● Instructions for the task
Copy out every line in the entries below that includes "FISICA".

● Record list
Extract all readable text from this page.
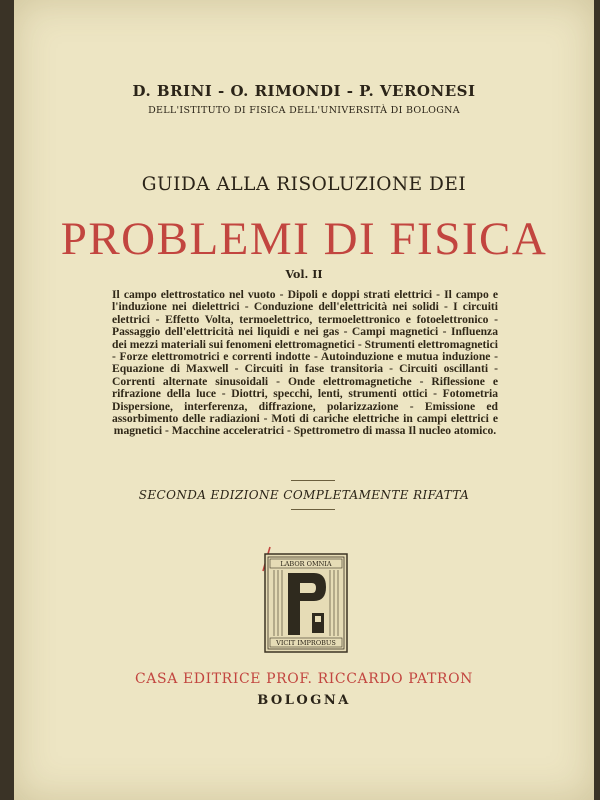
D. BRINI - O. RIMONDI - P. VERONESI
DELL'ISTITUTO DI FISICA DELL'UNIVERSITÀ DI BOLOGNA
GUIDA ALLA RISOLUZIONE DEI
PROBLEMI DI FISICA
Vol. II
Il campo elettrostatico nel vuoto - Dipoli e doppi strati elettrici - Il campo e l'induzione nei dielettrici - Conduzione dell'elettricità nei solidi - I circuiti elettrici - Effetto Volta, termoelettrico, termoelettronico e fotoelettronico - Passaggio dell'elettricità nei liquidi e nei gas - Campi magnetici - Influenza dei mezzi materiali sui fenomeni elettromagnetici - Strumenti elettromagnetici - Forze elettromotrici e correnti indotte - Autoinduzione e mutua induzione - Equazione di Maxwell - Circuiti in fase transitoria - Circuiti oscillanti - Correnti alternate sinusoidali - Onde elettromagnetiche - Riflessione e rifrazione della luce - Diottri, specchi, lenti, strumenti ottici - Fotometria Dispersione, interferenza, diffrazione, polarizzazione - Emissione ed assorbimento delle radiazioni - Moti di cariche elettriche in campi elettrici e magnetici - Macchine acceleratrici - Spettrometro di massa Il nucleo atomico.
SECONDA EDIZIONE COMPLETAMENTE RIFATTA
LABOR OMNIA
VICIT IMPROBUS
CASA EDITRICE PROF. RICCARDO PATRON
BOLOGNA
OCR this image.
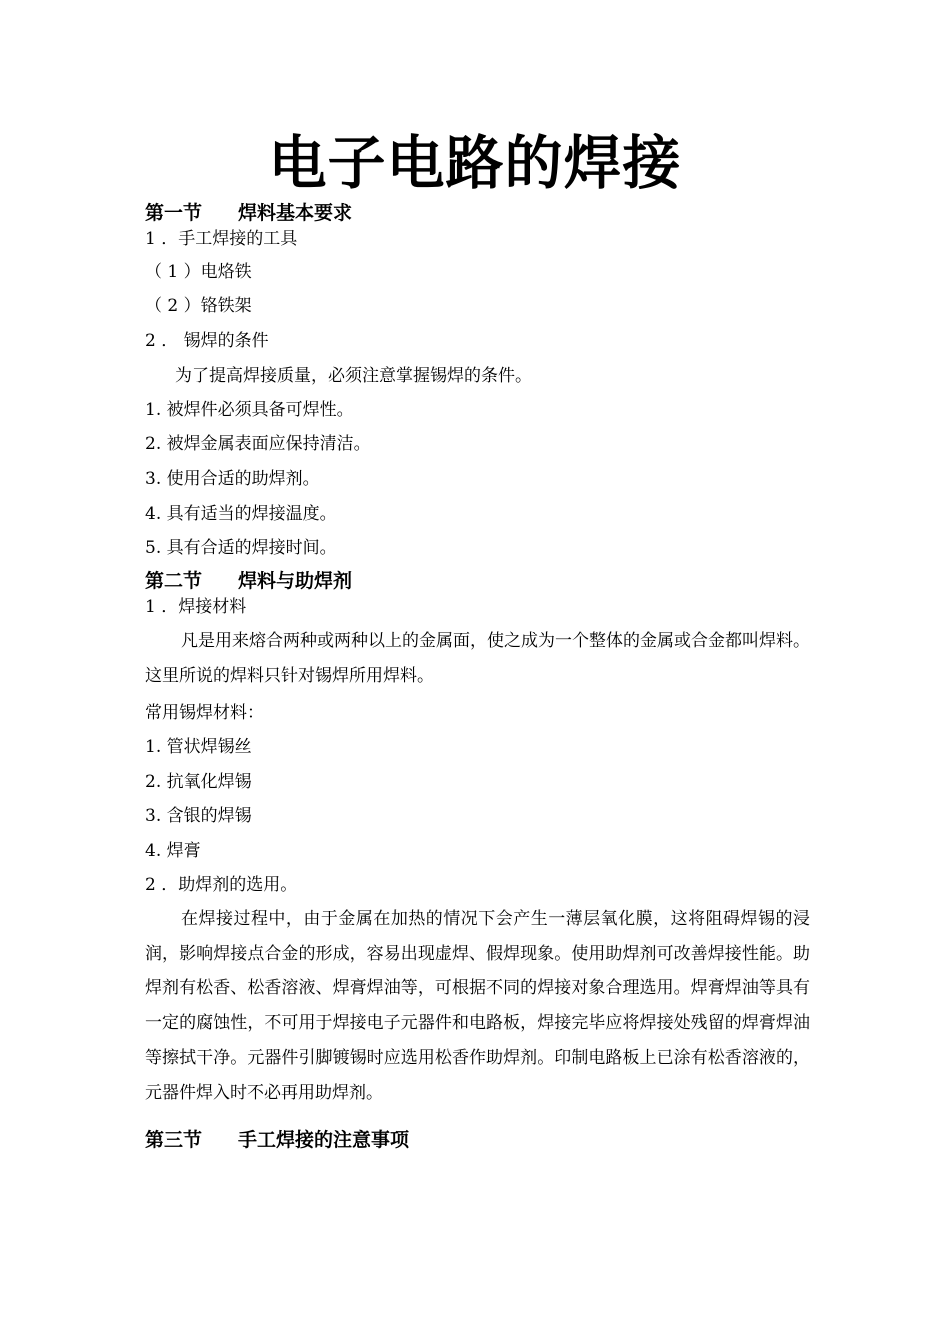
电子电路的焊接
第一节 焊料基本要求
1 ．手工焊接的工具
（ 1 ）电烙铁
（ 2 ）铬铁架
2 ． 锡焊的条件
为了提高焊接质量，必须注意掌握锡焊的条件。
1. 被焊件必须具备可焊性。
2. 被焊金属表面应保持清洁。
3. 使用合适的助焊剂。
4. 具有适当的焊接温度。
5. 具有合适的焊接时间。
第二节 焊料与助焊剂
1 ．焊接材料
凡是用来熔合两种或两种以上的金属面，使之成为一个整体的金属或合金都叫焊料。这里所说的焊料只针对锡焊所用焊料。
常用锡焊材料：
1. 管状焊锡丝
2. 抗氧化焊锡
3. 含银的焊锡
4. 焊膏
2 ．助焊剂的选用。
在焊接过程中，由于金属在加热的情况下会产生一薄层氧化膜，这将阻碍焊锡的浸润，影响焊接点合金的形成，容易出现虚焊、假焊现象。使用助焊剂可改善焊接性能。助焊剂有松香、松香溶液、焊膏焊油等，可根据不同的焊接对象合理选用。焊膏焊油等具有一定的腐蚀性，不可用于焊接电子元器件和电路板，焊接完毕应将焊接处残留的焊膏焊油等擦拭干净。元器件引脚镀锡时应选用松香作助焊剂。印制电路板上已涂有松香溶液的，元器件焊入时不必再用助焊剂。
第三节 手工焊接的注意事项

● Output
DELL'ISTITUTO DI FISICA DELL'UNIVERSITÀ DI BOLOGNA
PROBLEMI DI FISICA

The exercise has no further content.